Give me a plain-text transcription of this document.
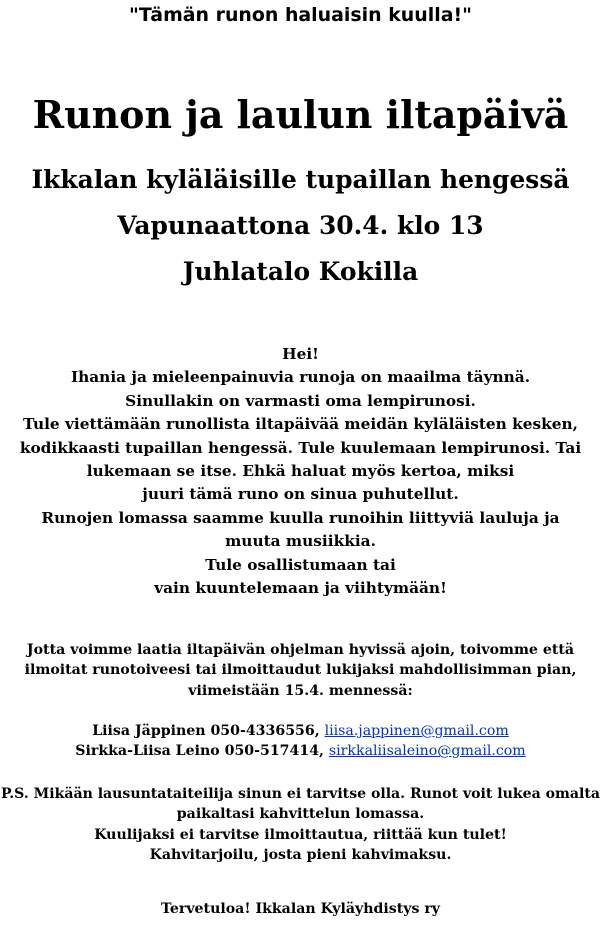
"Tämän runon haluaisin kuulla!"
Runon ja laulun iltapäivä
Ikkalan kyläläisille tupaillan hengessä
Vapunaattona 30.4. klo 13
Juhlatalo Kokilla
Hei!
Ihania ja mieleenpainuvia runoja on maailma täynnä.
Sinullakin on varmasti oma lempirunosi.
Tule viettämään runollista iltapäivää meidän kyläläisten kesken,
kodikkaasti tupaillan hengessä. Tule kuulemaan lempirunosi. Tai
lukemaan se itse. Ehkä haluat myös kertoa, miksi
juuri tämä runo on sinua puhutellut.
Runojen lomassa saamme kuulla runoihin liittyviä lauluja ja
muuta musiikkia.
Tule osallistumaan tai
vain kuuntelemaan ja viihtymään!
Jotta voimme laatia iltapäivän ohjelman hyvissä ajoin, toivomme että
ilmoitat runotoiveesi tai ilmoittaudut lukijaksi mahdollisimman pian,
viimeistään 15.4. mennessä:
Liisa Jäppinen 050-4336556, liisa.jappinen@gmail.com
Sirkka-Liisa Leino 050-517414, sirkkaliisaleino@gmail.com
P.S. Mikään lausuntataiteilija sinun ei tarvitse olla. Runot voit lukea omalta
paikaltasi kahvittelun lomassa.
Kuulijaksi ei tarvitse ilmoittautua, riittää kun tulet!
Kahvitarjoilu, josta pieni kahvimaksu.
Tervetuloa! Ikkalan Kyläyhdistys ry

### Task to carry out
Identify the lines of the entries containing the string "hengessä". Copy each such line.

### Response to this exercise
Ikkalan kyläläisille tupaillan hengessä
kodikkaasti tupaillan hengessä. Tule kuulemaan lempirunosi. Tai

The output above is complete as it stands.